Identify and pull out each line of the entries in which "does" occurs.

━━ RECORD EXTRACTS

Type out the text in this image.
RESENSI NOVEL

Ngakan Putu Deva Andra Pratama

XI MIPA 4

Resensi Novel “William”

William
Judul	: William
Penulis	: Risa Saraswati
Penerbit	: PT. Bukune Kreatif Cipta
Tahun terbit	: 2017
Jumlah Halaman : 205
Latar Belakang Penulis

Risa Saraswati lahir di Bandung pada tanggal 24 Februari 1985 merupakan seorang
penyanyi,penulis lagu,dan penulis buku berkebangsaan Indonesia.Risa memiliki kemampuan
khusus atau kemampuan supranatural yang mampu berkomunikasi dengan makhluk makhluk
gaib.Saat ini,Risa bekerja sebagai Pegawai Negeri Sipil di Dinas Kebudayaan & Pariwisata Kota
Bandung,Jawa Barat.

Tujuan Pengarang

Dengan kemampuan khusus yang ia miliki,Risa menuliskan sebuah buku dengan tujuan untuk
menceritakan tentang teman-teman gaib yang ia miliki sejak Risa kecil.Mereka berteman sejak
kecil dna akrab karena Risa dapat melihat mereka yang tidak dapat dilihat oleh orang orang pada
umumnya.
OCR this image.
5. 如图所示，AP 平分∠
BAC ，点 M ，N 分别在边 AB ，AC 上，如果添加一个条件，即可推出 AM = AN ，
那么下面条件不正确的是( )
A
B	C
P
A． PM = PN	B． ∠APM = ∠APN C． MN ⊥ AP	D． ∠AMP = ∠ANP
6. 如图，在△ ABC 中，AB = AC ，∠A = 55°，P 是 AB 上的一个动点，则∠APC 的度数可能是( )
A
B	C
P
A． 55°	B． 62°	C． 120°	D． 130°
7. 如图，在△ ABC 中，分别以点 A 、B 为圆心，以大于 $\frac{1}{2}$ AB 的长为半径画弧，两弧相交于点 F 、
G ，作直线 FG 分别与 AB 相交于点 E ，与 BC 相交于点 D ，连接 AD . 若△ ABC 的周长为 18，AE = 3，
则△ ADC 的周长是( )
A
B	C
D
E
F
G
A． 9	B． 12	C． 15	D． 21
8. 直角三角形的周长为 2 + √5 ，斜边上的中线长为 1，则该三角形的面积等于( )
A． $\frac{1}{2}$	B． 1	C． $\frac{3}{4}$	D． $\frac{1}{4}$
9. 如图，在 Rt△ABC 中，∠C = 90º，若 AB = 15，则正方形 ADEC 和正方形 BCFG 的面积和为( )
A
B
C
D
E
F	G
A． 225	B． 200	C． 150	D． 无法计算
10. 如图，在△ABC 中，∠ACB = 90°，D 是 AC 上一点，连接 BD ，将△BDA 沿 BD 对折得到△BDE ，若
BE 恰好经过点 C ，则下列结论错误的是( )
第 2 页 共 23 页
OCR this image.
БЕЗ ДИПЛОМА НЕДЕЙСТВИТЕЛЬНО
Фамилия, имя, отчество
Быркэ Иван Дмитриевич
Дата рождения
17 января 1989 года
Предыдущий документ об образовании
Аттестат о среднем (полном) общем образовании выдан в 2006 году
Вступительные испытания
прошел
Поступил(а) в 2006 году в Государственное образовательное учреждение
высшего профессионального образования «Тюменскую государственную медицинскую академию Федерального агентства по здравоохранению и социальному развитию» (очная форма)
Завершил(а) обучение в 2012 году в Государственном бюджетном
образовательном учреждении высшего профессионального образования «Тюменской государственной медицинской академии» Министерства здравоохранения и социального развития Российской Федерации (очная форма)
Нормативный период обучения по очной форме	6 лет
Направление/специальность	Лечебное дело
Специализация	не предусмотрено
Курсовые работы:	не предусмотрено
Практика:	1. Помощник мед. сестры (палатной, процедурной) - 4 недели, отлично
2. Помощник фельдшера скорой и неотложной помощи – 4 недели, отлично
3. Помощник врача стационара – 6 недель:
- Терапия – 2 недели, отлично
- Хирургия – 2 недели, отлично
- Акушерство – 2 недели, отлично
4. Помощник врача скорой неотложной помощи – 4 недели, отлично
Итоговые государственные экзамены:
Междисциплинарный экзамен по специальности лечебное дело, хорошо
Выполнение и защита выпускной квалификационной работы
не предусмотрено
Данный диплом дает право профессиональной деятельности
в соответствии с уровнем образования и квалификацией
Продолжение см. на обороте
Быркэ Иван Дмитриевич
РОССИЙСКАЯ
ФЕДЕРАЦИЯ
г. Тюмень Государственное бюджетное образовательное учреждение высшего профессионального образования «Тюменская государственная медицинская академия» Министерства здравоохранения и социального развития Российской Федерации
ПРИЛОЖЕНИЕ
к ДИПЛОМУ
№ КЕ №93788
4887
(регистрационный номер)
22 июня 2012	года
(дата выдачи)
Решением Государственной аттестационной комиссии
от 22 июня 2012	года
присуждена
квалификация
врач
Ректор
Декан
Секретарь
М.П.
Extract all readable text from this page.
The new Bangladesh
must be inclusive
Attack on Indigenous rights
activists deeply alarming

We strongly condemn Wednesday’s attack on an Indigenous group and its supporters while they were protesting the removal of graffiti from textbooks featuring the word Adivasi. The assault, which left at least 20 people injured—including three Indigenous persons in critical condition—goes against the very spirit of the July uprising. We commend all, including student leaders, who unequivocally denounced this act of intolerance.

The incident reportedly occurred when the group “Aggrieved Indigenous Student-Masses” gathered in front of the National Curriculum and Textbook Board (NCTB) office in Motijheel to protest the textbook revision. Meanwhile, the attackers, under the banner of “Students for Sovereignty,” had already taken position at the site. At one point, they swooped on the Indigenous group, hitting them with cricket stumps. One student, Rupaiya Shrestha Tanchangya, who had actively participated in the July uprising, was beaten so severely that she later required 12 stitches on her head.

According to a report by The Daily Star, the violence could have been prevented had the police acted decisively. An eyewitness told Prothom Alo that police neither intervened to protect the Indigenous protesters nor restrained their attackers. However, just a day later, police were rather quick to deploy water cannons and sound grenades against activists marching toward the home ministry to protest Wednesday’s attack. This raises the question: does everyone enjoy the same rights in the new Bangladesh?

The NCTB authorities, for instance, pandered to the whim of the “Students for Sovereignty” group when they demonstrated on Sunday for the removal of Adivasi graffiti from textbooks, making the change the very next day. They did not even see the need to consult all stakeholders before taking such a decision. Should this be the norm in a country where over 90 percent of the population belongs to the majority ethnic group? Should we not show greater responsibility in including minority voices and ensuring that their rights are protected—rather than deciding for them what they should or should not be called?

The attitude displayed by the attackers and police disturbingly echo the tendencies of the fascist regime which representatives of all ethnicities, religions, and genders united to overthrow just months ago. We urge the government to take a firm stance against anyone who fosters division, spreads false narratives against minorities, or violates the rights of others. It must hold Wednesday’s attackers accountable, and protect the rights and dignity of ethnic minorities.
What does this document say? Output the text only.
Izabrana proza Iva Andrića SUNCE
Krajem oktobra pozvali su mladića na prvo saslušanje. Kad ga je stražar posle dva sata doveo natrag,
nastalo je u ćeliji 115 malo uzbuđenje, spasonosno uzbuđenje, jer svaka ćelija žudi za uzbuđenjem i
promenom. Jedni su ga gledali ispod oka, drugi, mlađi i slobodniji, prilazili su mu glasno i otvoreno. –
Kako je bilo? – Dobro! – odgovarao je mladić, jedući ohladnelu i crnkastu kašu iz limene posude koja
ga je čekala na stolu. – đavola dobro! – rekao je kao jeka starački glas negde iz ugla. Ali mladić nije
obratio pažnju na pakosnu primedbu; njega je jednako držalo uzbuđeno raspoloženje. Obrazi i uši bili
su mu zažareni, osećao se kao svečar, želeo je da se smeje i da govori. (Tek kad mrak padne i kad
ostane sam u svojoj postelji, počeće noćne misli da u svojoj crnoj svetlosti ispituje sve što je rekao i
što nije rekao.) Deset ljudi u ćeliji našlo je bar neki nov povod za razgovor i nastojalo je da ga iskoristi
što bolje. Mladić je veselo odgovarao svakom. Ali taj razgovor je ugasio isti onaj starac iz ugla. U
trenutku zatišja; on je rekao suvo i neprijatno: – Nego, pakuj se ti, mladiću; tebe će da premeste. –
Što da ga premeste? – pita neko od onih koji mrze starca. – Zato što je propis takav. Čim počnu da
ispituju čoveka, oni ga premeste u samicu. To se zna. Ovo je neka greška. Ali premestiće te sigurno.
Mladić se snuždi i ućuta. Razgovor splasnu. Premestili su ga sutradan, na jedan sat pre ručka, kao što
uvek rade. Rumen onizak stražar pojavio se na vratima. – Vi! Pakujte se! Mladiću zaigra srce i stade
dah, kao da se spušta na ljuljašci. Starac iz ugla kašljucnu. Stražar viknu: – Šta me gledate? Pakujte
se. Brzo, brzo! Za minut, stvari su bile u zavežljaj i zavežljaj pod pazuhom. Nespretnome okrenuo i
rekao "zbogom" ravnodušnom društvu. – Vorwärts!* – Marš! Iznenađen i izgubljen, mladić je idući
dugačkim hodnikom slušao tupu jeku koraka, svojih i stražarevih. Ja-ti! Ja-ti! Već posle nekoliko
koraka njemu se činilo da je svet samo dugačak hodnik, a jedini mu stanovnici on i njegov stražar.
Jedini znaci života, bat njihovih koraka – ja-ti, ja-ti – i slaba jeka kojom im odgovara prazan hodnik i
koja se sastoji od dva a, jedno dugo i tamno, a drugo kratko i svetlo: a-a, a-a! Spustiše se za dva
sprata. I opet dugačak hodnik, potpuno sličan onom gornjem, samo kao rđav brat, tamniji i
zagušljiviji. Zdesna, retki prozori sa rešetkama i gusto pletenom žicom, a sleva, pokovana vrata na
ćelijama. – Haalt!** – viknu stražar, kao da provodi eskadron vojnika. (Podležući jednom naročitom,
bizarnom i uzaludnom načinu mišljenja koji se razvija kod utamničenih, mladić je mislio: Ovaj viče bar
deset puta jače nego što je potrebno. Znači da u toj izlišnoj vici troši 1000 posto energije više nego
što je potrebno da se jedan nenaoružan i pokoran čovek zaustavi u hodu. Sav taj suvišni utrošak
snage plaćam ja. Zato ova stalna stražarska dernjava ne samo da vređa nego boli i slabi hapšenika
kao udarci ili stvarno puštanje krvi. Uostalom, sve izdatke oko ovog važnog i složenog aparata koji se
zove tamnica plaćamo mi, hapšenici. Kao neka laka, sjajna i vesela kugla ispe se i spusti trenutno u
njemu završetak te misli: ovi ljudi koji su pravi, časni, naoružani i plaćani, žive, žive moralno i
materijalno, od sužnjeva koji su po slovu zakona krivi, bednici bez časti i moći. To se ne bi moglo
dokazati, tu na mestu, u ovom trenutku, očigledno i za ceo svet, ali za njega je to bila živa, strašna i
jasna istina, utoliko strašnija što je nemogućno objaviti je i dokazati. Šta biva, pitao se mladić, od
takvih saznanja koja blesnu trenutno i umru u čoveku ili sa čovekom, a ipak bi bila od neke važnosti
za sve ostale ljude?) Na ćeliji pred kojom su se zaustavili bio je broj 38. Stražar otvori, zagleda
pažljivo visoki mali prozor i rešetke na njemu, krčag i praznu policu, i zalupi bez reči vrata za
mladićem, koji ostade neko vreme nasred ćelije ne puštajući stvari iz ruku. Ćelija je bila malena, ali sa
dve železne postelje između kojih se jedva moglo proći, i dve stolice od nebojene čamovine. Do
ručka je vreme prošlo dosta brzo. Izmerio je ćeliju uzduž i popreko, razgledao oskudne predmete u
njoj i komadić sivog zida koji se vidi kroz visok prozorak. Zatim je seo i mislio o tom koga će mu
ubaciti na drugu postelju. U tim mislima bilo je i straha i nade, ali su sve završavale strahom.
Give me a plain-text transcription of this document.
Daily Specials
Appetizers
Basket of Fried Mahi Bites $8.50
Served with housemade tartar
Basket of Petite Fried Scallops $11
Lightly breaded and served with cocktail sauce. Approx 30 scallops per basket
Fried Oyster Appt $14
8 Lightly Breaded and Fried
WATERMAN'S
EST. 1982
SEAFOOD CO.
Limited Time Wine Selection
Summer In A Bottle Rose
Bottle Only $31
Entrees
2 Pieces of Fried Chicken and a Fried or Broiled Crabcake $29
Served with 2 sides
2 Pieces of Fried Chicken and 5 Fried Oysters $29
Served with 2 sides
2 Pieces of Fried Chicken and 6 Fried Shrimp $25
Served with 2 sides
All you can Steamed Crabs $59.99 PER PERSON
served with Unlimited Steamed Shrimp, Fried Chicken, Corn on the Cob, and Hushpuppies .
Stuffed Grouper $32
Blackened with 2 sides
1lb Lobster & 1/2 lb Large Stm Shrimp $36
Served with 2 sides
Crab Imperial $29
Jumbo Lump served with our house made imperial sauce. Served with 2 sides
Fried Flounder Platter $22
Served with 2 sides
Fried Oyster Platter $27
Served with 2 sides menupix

━━━━

_SOLUTION FOR THIS TASK_
According to a report by The Daily Star, the violence could have been prevented had the police acted decisively. An eyewitness told Prothom Alo that police neither intervened to protect the Indigenous protesters nor restrained their attackers. However, just a day later, police were rather quick to deploy water cannons and sound grenades against activists marching toward the home ministry to protest Wednesday’s attack. This raises the question: does everyone enjoy the same rights in the new Bangladesh?
What does this document say? Output the text only.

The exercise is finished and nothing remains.